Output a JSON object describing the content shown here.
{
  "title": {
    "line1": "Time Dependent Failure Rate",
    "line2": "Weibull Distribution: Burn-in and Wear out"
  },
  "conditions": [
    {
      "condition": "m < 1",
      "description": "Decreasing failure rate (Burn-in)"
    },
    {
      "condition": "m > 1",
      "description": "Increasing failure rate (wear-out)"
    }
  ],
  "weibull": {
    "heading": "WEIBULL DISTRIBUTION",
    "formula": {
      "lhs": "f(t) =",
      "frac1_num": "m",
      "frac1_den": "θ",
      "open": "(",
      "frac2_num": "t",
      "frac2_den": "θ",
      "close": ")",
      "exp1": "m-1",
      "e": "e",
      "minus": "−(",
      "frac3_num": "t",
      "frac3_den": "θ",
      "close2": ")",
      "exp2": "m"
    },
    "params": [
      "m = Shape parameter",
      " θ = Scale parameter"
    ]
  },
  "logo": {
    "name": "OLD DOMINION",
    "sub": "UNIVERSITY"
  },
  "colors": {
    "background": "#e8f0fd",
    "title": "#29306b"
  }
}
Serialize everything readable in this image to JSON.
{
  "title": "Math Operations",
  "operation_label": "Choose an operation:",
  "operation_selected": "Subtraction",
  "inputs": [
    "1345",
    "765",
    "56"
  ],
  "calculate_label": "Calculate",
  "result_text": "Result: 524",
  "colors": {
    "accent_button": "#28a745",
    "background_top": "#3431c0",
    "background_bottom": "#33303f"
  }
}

:::::

■ Request
Output the line that contains "Serialize everything readable", followed by every later line in the listing, with no line omitted and none added.

■ Answer
Serialize everything readable in this image to JSON.
{
  "title": "Math Operations",
  "operation_label": "Choose an operation:",
  "operation_selected": "Subtraction",
  "inputs": [
    "1345",
    "765",
    "56"
  ],
  "calculate_label": "Calculate",
  "result_text": "Result: 524",
  "colors": {
    "accent_button": "#28a745",
    "background_top": "#3431c0",
    "background_bottom": "#33303f"
  }
}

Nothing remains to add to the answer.